-- START Dataset content --
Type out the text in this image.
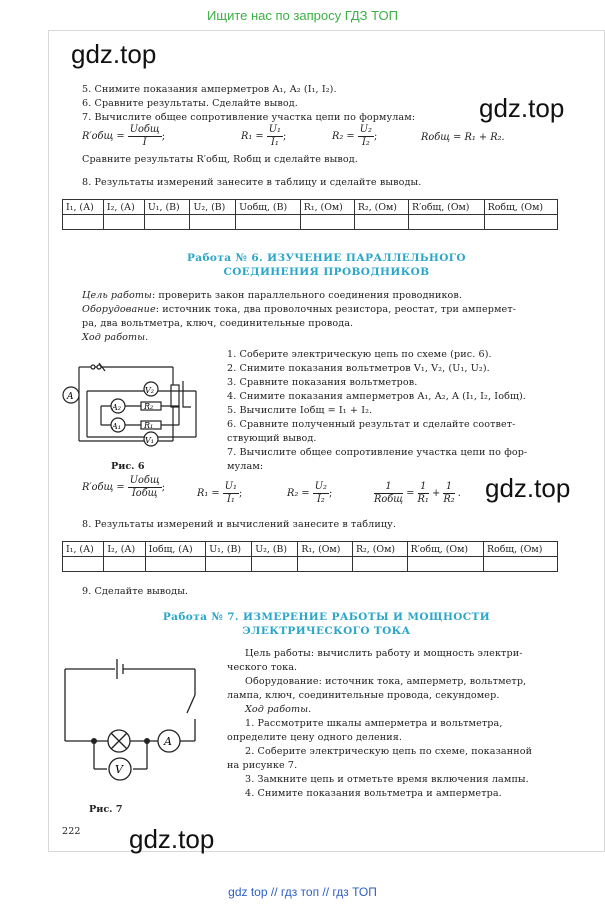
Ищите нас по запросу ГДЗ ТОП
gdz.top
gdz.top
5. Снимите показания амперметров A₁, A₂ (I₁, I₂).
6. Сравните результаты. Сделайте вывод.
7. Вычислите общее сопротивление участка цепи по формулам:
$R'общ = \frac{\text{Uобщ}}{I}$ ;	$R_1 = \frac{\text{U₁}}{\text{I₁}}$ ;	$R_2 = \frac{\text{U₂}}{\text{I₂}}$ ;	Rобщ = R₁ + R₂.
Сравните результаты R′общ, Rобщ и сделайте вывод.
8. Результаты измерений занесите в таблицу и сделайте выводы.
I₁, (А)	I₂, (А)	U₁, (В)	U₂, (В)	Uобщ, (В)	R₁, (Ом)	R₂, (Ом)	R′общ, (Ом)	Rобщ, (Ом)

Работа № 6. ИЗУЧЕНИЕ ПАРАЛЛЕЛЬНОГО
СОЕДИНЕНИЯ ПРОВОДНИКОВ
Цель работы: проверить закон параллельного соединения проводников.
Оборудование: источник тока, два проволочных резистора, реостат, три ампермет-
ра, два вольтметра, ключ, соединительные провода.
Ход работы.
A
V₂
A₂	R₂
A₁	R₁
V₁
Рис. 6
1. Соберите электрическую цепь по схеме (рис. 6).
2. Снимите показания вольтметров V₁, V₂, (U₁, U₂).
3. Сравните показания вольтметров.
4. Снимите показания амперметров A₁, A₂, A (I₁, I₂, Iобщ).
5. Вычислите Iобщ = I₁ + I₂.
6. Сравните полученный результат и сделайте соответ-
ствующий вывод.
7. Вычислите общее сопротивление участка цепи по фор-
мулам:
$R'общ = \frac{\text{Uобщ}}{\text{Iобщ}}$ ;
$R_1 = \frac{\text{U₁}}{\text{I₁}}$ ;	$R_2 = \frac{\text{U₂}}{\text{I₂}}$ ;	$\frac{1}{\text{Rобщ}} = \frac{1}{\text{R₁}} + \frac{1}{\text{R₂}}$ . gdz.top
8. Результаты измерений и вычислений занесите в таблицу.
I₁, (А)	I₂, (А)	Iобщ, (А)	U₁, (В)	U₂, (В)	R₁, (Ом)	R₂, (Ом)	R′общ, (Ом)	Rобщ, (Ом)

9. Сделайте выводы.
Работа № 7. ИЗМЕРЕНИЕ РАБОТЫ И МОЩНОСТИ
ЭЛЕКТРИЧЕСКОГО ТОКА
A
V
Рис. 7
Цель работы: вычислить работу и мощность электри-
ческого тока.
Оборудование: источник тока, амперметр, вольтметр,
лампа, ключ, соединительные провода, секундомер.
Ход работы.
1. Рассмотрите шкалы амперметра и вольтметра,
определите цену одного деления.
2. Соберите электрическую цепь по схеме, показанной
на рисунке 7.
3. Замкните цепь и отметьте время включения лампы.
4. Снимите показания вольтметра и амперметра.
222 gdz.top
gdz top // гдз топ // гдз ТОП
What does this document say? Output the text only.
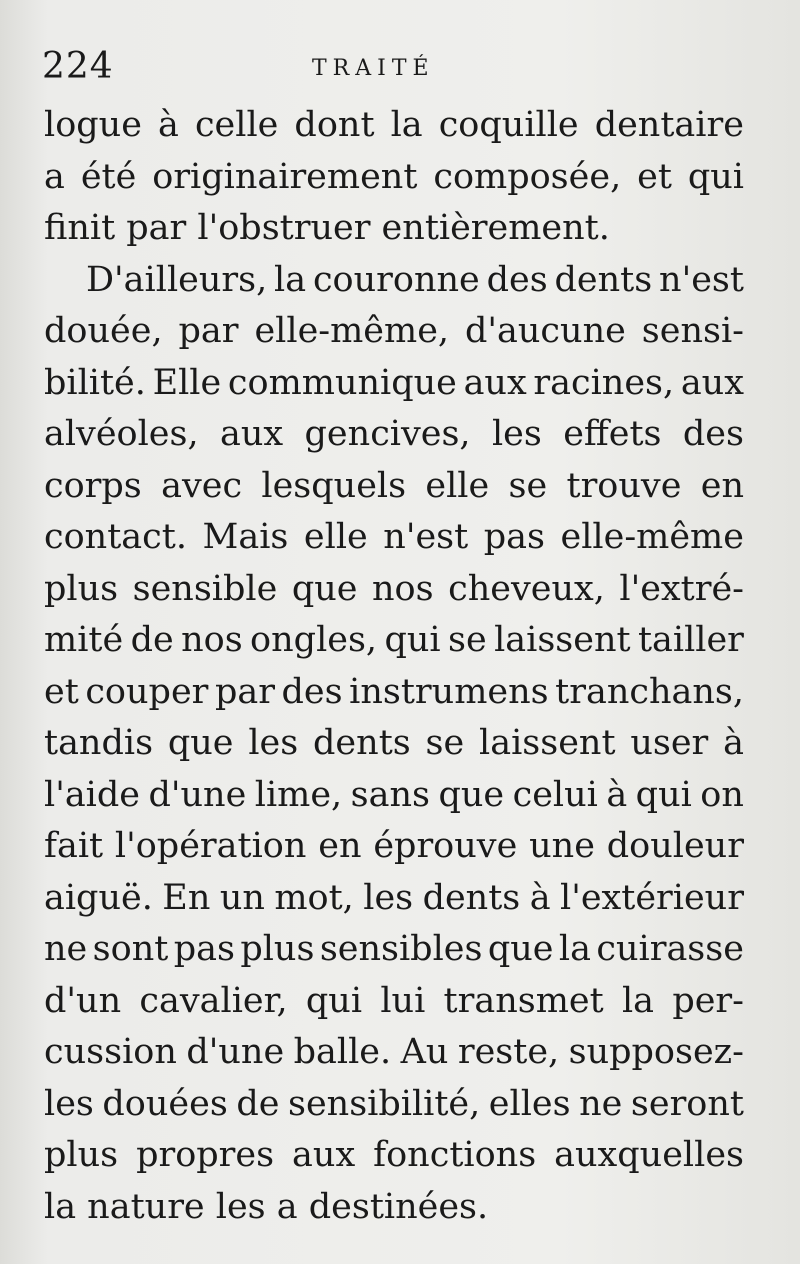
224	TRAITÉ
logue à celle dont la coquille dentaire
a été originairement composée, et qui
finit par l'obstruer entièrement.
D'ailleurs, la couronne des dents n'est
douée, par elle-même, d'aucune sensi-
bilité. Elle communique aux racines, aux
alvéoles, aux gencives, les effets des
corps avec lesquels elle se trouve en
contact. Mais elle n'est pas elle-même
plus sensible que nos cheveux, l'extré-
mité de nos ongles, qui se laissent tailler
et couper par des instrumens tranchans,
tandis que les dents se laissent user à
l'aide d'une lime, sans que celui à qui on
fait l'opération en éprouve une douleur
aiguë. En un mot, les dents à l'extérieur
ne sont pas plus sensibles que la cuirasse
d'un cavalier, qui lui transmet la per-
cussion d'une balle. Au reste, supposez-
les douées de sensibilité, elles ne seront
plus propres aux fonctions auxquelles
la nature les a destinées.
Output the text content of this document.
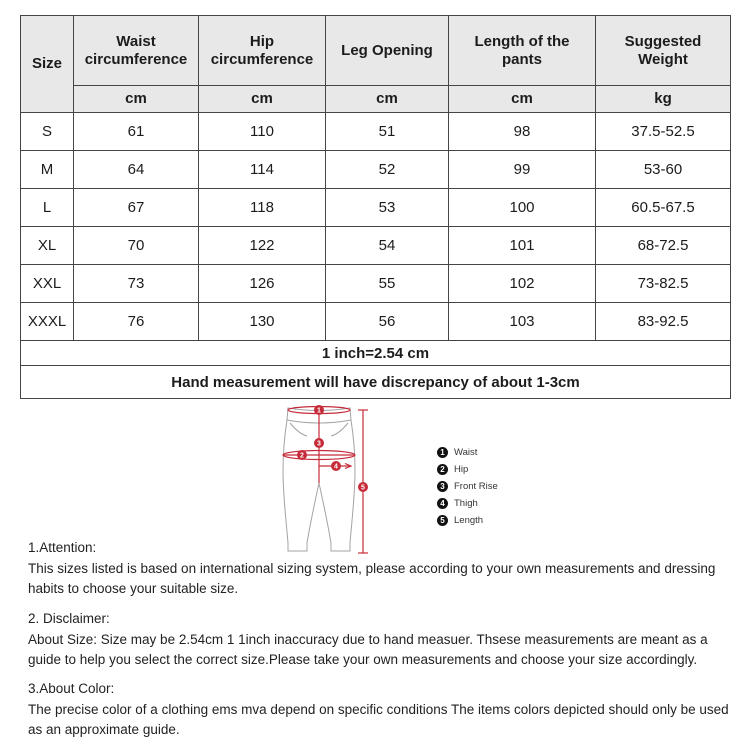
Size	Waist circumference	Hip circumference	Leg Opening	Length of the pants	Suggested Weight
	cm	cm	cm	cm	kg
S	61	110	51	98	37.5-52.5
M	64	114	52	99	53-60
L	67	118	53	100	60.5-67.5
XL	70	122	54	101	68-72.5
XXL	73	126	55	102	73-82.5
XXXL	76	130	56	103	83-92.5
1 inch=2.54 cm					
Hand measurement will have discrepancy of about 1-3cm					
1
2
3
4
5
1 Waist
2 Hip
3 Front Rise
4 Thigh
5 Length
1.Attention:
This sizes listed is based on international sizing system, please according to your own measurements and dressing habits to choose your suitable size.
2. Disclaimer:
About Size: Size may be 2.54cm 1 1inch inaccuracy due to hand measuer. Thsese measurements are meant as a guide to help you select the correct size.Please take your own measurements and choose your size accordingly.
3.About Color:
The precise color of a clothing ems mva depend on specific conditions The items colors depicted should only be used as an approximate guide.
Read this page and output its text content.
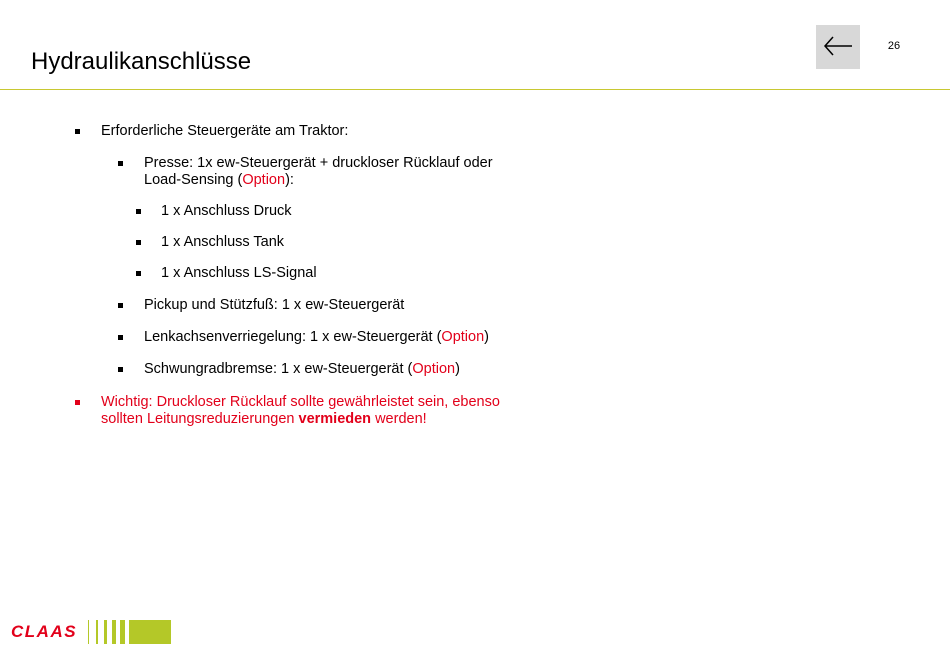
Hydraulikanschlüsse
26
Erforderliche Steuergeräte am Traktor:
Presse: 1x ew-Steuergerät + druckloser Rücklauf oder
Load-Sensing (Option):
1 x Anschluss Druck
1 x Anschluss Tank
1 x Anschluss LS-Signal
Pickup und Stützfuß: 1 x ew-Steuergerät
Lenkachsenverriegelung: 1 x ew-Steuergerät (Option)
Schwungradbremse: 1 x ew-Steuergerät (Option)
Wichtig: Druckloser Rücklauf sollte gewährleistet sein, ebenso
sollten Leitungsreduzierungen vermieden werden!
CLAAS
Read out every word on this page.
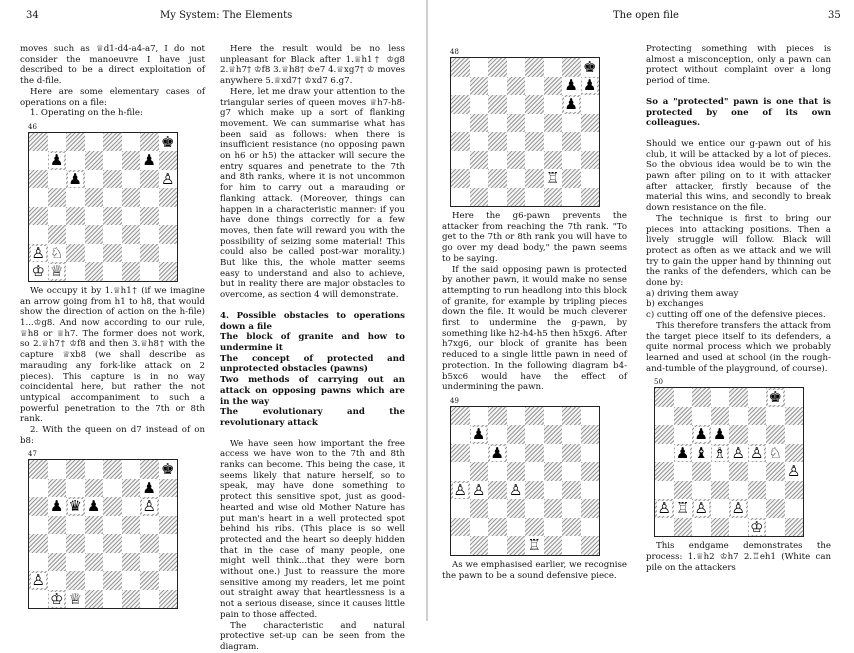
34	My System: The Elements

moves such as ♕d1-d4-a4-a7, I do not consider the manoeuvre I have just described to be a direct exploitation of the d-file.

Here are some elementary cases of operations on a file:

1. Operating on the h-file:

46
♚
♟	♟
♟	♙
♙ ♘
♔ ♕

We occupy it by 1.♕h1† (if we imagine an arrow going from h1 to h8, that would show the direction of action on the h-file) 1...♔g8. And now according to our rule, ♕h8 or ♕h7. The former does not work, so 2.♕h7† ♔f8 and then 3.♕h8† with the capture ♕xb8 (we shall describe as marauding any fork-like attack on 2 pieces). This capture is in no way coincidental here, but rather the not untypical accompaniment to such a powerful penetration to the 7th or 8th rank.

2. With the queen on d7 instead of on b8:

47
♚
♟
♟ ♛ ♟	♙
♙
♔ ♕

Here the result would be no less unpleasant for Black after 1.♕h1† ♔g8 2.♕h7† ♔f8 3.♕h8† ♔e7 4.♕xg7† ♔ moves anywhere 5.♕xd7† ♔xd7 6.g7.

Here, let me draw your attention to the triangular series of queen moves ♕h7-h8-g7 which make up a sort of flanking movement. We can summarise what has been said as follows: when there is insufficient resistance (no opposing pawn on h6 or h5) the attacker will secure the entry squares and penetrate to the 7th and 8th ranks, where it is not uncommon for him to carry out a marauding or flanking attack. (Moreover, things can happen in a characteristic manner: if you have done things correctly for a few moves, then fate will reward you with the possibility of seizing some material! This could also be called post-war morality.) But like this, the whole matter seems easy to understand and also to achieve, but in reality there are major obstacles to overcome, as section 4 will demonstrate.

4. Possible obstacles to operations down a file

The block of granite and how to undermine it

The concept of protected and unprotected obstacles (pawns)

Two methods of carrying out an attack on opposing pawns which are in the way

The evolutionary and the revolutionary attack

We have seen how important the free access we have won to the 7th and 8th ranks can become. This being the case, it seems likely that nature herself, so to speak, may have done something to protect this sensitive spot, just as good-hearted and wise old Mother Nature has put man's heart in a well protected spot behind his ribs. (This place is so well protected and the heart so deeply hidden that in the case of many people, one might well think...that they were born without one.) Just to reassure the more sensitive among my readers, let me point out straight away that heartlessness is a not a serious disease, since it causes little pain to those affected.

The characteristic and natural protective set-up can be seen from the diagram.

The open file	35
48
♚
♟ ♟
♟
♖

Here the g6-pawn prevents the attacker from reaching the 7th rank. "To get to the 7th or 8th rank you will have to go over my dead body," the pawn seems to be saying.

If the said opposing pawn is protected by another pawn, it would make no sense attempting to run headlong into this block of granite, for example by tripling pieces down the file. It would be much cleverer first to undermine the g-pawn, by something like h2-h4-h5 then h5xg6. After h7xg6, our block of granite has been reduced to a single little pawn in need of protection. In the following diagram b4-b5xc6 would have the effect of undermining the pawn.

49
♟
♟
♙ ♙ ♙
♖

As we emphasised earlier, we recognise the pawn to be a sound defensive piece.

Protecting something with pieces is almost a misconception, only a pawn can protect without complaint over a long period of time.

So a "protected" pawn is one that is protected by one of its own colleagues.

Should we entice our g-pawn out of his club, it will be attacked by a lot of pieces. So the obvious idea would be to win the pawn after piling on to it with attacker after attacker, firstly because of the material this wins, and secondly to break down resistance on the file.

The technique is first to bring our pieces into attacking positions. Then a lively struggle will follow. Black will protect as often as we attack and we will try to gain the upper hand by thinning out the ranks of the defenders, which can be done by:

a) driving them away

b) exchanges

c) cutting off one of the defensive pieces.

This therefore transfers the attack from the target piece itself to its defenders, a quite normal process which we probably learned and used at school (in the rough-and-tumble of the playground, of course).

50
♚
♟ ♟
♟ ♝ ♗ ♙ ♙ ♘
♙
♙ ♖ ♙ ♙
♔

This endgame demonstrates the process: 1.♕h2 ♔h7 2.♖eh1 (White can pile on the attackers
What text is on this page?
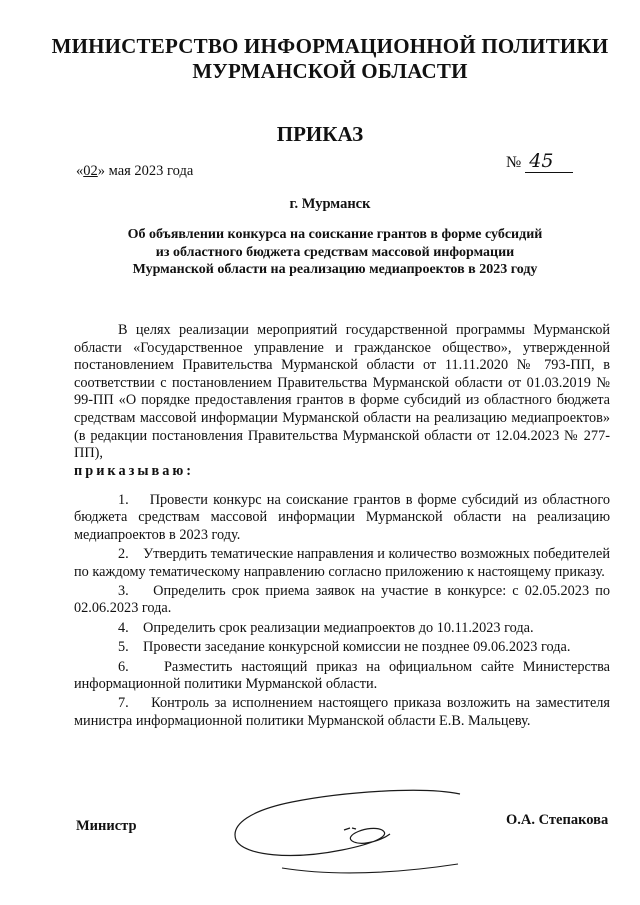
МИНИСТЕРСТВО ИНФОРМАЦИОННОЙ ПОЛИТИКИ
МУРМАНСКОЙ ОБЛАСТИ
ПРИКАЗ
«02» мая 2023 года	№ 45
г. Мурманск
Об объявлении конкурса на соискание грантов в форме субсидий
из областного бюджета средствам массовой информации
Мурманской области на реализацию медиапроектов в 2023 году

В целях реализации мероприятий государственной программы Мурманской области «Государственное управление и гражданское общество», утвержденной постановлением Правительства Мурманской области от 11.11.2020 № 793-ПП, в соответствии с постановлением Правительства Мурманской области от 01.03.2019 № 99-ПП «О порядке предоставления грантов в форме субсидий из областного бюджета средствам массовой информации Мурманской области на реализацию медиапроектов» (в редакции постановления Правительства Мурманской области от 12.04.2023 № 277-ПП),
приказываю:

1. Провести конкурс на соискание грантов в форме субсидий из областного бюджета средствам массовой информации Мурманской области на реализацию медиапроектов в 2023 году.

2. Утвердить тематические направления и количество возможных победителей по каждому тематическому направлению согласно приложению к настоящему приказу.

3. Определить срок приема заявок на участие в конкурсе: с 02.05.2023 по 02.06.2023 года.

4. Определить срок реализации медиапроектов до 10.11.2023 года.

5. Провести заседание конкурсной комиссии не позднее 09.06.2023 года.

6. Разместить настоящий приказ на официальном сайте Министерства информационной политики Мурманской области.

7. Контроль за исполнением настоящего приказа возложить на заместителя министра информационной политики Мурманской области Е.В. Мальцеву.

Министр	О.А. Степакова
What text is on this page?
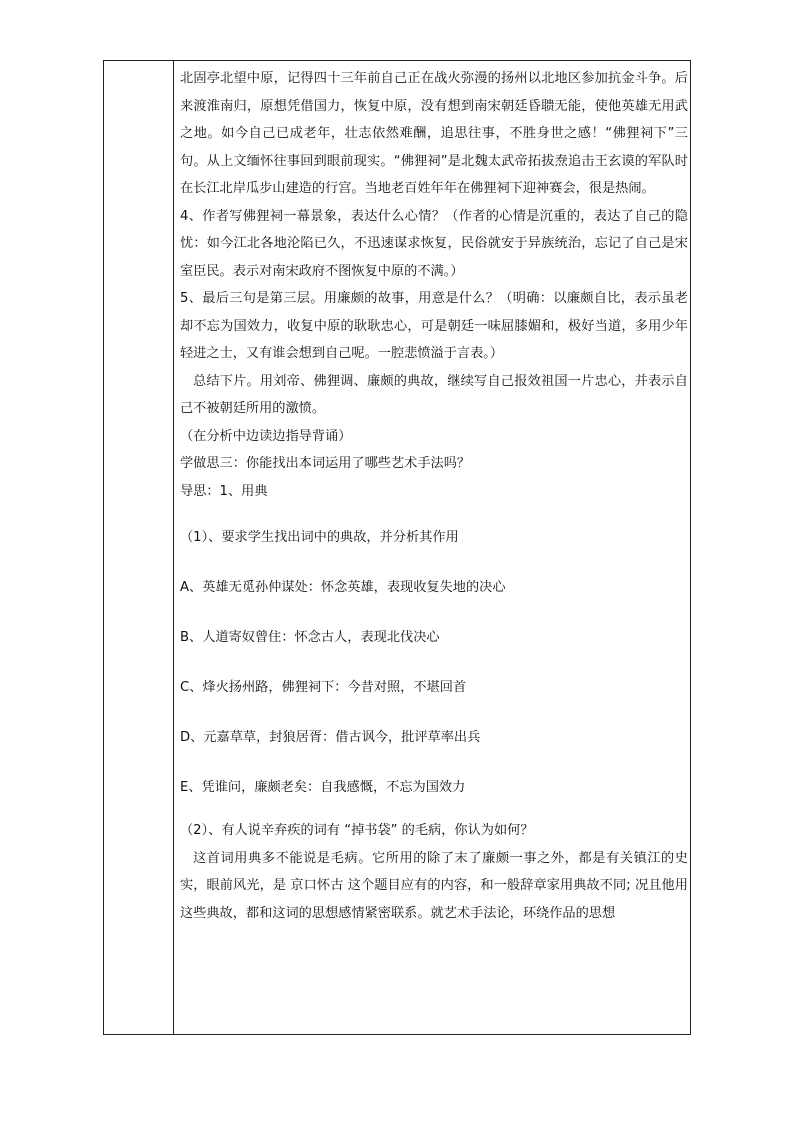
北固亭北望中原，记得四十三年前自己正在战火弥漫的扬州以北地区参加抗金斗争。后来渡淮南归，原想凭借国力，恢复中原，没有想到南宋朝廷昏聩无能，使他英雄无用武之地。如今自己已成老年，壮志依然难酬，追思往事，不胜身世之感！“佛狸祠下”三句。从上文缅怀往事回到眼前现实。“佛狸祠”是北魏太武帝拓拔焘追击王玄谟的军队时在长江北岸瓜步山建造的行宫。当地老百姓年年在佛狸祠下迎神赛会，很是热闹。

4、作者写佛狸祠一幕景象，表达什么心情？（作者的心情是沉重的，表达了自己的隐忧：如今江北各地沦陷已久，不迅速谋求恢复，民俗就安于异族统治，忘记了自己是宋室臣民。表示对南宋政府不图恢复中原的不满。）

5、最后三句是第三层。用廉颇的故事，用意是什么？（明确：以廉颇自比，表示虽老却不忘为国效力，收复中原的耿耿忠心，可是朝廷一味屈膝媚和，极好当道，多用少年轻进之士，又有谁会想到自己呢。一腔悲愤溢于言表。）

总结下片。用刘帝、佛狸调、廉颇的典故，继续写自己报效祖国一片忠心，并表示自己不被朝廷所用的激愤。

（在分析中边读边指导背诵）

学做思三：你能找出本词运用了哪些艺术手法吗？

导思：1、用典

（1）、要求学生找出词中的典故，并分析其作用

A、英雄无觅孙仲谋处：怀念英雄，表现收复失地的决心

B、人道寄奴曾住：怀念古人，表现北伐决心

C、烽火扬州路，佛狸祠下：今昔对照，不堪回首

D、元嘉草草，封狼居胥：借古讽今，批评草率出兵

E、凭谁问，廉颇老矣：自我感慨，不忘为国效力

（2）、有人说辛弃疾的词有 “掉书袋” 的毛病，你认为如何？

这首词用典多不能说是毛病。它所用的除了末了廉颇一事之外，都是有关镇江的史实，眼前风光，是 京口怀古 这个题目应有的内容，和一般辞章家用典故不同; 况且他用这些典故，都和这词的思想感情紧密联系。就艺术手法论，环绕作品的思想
-- END Dataset content --
» Work to be completed
Scan the records above for the string "измерений", then select every line that holds it.

» Response to this task
8. Результаты измерений занесите в таблицу и сделайте выводы.
8. Результаты измерений и вычислений занесите в таблицу.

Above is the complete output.